Write out the whole listing, matching it exactly.

[Extracted data entries]
━━━━━━━━
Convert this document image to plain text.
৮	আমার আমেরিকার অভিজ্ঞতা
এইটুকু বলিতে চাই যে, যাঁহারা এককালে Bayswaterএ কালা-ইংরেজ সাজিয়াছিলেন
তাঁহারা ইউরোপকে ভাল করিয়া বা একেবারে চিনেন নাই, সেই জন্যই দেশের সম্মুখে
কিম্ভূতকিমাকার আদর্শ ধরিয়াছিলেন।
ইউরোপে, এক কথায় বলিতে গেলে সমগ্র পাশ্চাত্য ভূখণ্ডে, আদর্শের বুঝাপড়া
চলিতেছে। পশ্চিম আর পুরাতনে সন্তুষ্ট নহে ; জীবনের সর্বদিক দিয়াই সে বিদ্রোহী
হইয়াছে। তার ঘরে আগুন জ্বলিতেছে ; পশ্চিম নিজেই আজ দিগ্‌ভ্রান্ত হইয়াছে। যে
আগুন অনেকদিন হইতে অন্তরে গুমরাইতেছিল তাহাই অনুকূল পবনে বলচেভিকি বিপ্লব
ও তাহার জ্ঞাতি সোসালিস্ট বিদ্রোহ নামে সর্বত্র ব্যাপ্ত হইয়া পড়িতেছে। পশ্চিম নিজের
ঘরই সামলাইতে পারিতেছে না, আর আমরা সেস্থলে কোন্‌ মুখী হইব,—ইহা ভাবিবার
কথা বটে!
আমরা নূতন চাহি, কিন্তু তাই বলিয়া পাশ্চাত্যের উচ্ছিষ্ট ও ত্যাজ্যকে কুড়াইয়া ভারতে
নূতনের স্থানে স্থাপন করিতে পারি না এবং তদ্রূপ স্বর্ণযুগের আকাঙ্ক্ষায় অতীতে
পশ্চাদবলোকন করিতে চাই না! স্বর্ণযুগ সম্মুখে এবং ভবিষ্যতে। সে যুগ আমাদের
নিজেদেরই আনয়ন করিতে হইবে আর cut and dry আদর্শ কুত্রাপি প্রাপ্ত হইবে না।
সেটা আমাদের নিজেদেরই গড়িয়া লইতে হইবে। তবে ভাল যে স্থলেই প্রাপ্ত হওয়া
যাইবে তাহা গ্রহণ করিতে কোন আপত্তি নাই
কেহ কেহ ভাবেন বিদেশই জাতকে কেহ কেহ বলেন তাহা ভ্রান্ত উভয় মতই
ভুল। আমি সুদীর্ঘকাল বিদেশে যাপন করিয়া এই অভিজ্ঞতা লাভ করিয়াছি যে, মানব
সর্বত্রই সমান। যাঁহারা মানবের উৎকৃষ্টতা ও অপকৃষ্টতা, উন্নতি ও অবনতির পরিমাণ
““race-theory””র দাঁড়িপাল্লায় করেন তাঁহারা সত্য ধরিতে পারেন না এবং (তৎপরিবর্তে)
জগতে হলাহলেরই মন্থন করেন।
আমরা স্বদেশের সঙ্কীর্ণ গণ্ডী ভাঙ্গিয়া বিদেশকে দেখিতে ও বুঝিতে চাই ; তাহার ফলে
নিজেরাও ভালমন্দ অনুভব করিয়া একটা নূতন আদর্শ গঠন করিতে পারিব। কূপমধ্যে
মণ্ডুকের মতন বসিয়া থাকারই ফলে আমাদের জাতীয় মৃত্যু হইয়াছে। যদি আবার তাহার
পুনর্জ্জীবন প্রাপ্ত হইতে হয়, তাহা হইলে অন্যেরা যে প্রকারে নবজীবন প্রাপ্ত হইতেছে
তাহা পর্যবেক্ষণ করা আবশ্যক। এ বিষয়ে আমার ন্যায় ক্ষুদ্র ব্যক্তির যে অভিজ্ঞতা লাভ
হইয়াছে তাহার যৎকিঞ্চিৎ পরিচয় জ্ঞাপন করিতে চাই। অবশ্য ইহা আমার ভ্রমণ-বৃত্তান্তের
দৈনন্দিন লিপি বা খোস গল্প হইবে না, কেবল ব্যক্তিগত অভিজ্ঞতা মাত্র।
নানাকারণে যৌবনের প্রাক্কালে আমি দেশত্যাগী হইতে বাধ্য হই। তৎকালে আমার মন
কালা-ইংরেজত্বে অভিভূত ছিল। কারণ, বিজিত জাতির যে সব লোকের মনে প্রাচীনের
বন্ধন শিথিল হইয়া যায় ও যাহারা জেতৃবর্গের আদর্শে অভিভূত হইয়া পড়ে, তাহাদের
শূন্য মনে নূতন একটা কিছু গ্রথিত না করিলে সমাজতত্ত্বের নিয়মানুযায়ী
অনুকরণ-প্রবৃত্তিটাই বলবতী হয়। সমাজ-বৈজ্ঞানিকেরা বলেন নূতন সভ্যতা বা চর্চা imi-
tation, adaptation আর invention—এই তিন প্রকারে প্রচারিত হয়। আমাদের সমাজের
━━━━━━━━
> **Result of the exercise**:
Convert this document image to plain text.
৮	আমার আমেরিকার অভিজ্ঞতা
এইটুকু বলিতে চাই যে, যাঁহারা এককালে Bayswaterএ কালা-ইংরেজ সাজিয়াছিলেন
তাঁহারা ইউরোপকে ভাল করিয়া বা একেবারে চিনেন নাই, সেই জন্যই দেশের সম্মুখে
কিম্ভূতকিমাকার আদর্শ ধরিয়াছিলেন।
ইউরোপে, এক কথায় বলিতে গেলে সমগ্র পাশ্চাত্য ভূখণ্ডে, আদর্শের বুঝাপড়া
চলিতেছে। পশ্চিম আর পুরাতনে সন্তুষ্ট নহে ; জীবনের সর্বদিক দিয়াই সে বিদ্রোহী
হইয়াছে। তার ঘরে আগুন জ্বলিতেছে ; পশ্চিম নিজেই আজ দিগ্‌ভ্রান্ত হইয়াছে। যে
আগুন অনেকদিন হইতে অন্তরে গুমরাইতেছিল তাহাই অনুকূল পবনে বলচেভিকি বিপ্লব
ও তাহার জ্ঞাতি সোসালিস্ট বিদ্রোহ নামে সর্বত্র ব্যাপ্ত হইয়া পড়িতেছে। পশ্চিম নিজের
ঘরই সামলাইতে পারিতেছে না, আর আমরা সেস্থলে কোন্‌ মুখী হইব,—ইহা ভাবিবার
কথা বটে!
আমরা নূতন চাহি, কিন্তু তাই বলিয়া পাশ্চাত্যের উচ্ছিষ্ট ও ত্যাজ্যকে কুড়াইয়া ভারতে
নূতনের স্থানে স্থাপন করিতে পারি না এবং তদ্রূপ স্বর্ণযুগের আকাঙ্ক্ষায় অতীতে
পশ্চাদবলোকন করিতে চাই না! স্বর্ণযুগ সম্মুখে এবং ভবিষ্যতে। সে যুগ আমাদের
নিজেদেরই আনয়ন করিতে হইবে আর cut and dry আদর্শ কুত্রাপি প্রাপ্ত হইবে না।
সেটা আমাদের নিজেদেরই গড়িয়া লইতে হইবে। তবে ভাল যে স্থলেই প্রাপ্ত হওয়া
যাইবে তাহা গ্রহণ করিতে কোন আপত্তি নাই
কেহ কেহ ভাবেন বিদেশই জাতকে কেহ কেহ বলেন তাহা ভ্রান্ত উভয় মতই
ভুল। আমি সুদীর্ঘকাল বিদেশে যাপন করিয়া এই অভিজ্ঞতা লাভ করিয়াছি যে, মানব
সর্বত্রই সমান। যাঁহারা মানবের উৎকৃষ্টতা ও অপকৃষ্টতা, উন্নতি ও অবনতির পরিমাণ
““race-theory””র দাঁড়িপাল্লায় করেন তাঁহারা সত্য ধরিতে পারেন না এবং (তৎপরিবর্তে)
জগতে হলাহলেরই মন্থন করেন।
আমরা স্বদেশের সঙ্কীর্ণ গণ্ডী ভাঙ্গিয়া বিদেশকে দেখিতে ও বুঝিতে চাই ; তাহার ফলে
নিজেরাও ভালমন্দ অনুভব করিয়া একটা নূতন আদর্শ গঠন করিতে পারিব। কূপমধ্যে
মণ্ডুকের মতন বসিয়া থাকারই ফলে আমাদের জাতীয় মৃত্যু হইয়াছে। যদি আবার তাহার
পুনর্জ্জীবন প্রাপ্ত হইতে হয়, তাহা হইলে অন্যেরা যে প্রকারে নবজীবন প্রাপ্ত হইতেছে
তাহা পর্যবেক্ষণ করা আবশ্যক। এ বিষয়ে আমার ন্যায় ক্ষুদ্র ব্যক্তির যে অভিজ্ঞতা লাভ
হইয়াছে তাহার যৎকিঞ্চিৎ পরিচয় জ্ঞাপন করিতে চাই। অবশ্য ইহা আমার ভ্রমণ-বৃত্তান্তের
দৈনন্দিন লিপি বা খোস গল্প হইবে না, কেবল ব্যক্তিগত অভিজ্ঞতা মাত্র।
নানাকারণে যৌবনের প্রাক্কালে আমি দেশত্যাগী হইতে বাধ্য হই। তৎকালে আমার মন
কালা-ইংরেজত্বে অভিভূত ছিল। কারণ, বিজিত জাতির যে সব লোকের মনে প্রাচীনের
বন্ধন শিথিল হইয়া যায় ও যাহারা জেতৃবর্গের আদর্শে অভিভূত হইয়া পড়ে, তাহাদের
শূন্য মনে নূতন একটা কিছু গ্রথিত না করিলে সমাজতত্ত্বের নিয়মানুযায়ী
অনুকরণ-প্রবৃত্তিটাই বলবতী হয়। সমাজ-বৈজ্ঞানিকেরা বলেন নূতন সভ্যতা বা চর্চা imi-
tation, adaptation আর invention—এই তিন প্রকারে প্রচারিত হয়। আমাদের সমাজের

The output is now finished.